EXERCISE DIRECTIONS ▸ Leave out the pictures and transcribe the rest of the records exactly.

Stored entries
* * *
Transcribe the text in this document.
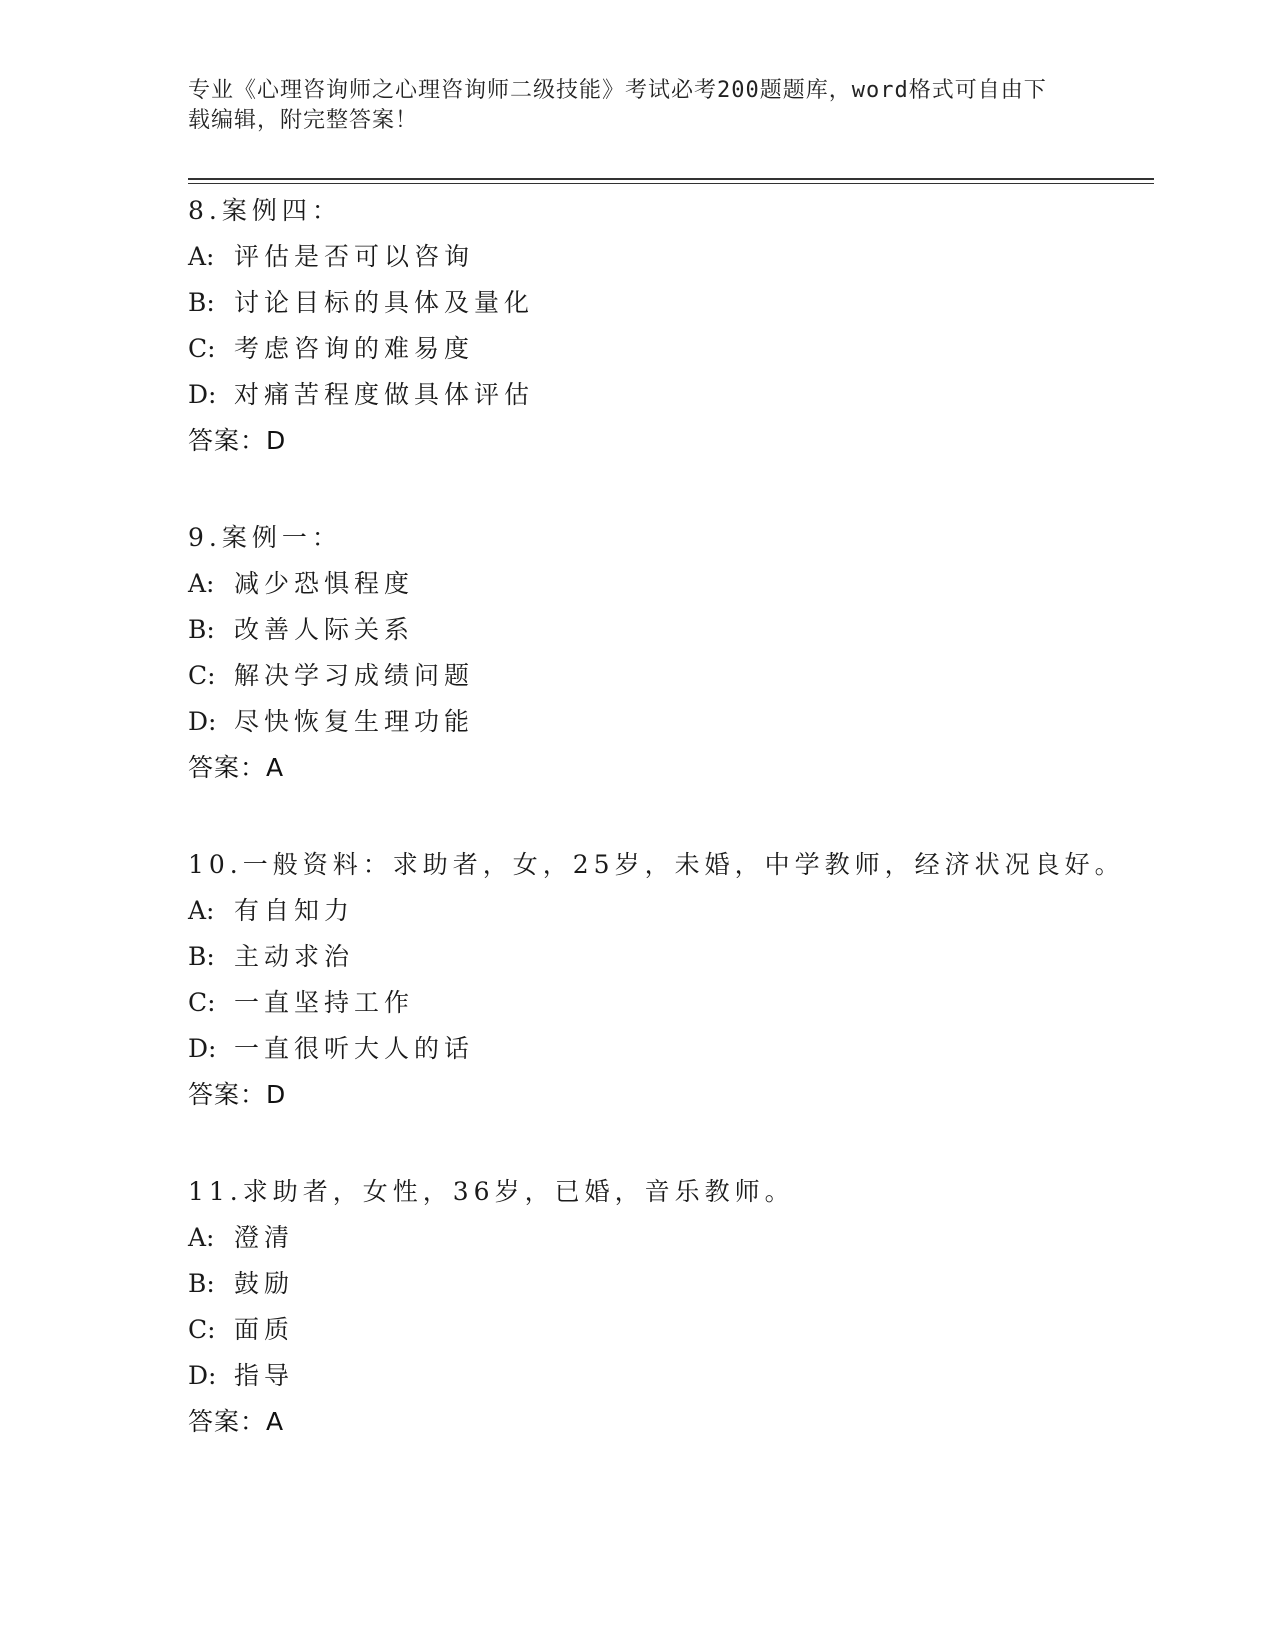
专业《心理咨询师之心理咨询师二级技能》考试必考200题题库，word格式可自由下载编辑，附完整答案！
8.案例四：
A: 评估是否可以咨询
B: 讨论目标的具体及量化
C: 考虑咨询的难易度
D: 对痛苦程度做具体评估
答案：D
9.案例一：
A: 减少恐惧程度
B: 改善人际关系
C: 解决学习成绩问题
D: 尽快恢复生理功能
答案：A
10.一般资料：求助者，女，25岁，未婚，中学教师，经济状况良好。
A: 有自知力
B: 主动求治
C: 一直坚持工作
D: 一直很听大人的话
答案：D
11.求助者，女性，36岁，已婚，音乐教师。
A: 澄清
B: 鼓励
C: 面质
D: 指导
答案：A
* * *
SOLVED PROBLEM ▸
Transcribe the text in this document.
专业《心理咨询师之心理咨询师二级技能》考试必考200题题库，word格式可自由下载编辑，附完整答案！
8.案例四：
A: 评估是否可以咨询
B: 讨论目标的具体及量化
C: 考虑咨询的难易度
D: 对痛苦程度做具体评估
答案：D
9.案例一：
A: 减少恐惧程度
B: 改善人际关系
C: 解决学习成绩问题
D: 尽快恢复生理功能
答案：A
10.一般资料：求助者，女，25岁，未婚，中学教师，经济状况良好。
A: 有自知力
B: 主动求治
C: 一直坚持工作
D: 一直很听大人的话
答案：D
11.求助者，女性，36岁，已婚，音乐教师。
A: 澄清
B: 鼓励
C: 面质
D: 指导
答案：A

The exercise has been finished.